* MATERIAL FOR THE TASK:

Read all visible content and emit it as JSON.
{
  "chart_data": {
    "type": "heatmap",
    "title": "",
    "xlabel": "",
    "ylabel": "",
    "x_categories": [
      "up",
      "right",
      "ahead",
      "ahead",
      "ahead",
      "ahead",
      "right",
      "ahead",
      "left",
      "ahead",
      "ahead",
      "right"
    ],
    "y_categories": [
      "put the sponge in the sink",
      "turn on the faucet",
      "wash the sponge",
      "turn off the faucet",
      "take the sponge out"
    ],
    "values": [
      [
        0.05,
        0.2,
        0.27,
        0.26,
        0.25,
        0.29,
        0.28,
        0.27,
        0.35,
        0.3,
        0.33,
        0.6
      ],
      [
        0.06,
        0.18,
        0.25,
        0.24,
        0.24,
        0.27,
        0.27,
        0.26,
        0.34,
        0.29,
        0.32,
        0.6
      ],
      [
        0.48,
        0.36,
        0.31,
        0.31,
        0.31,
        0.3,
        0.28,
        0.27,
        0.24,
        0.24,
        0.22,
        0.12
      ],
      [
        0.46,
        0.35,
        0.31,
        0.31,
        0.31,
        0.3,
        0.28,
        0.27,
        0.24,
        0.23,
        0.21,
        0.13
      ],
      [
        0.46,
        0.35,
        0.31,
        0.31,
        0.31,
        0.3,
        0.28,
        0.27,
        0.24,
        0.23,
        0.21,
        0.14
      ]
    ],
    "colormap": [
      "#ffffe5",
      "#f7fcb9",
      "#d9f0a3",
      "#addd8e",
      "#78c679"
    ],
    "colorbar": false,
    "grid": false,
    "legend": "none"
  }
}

* THE TASK: Show the lines that mention the word "turn".

* SOLUTION:
      "turn on the faucet",
      "turn off the faucet",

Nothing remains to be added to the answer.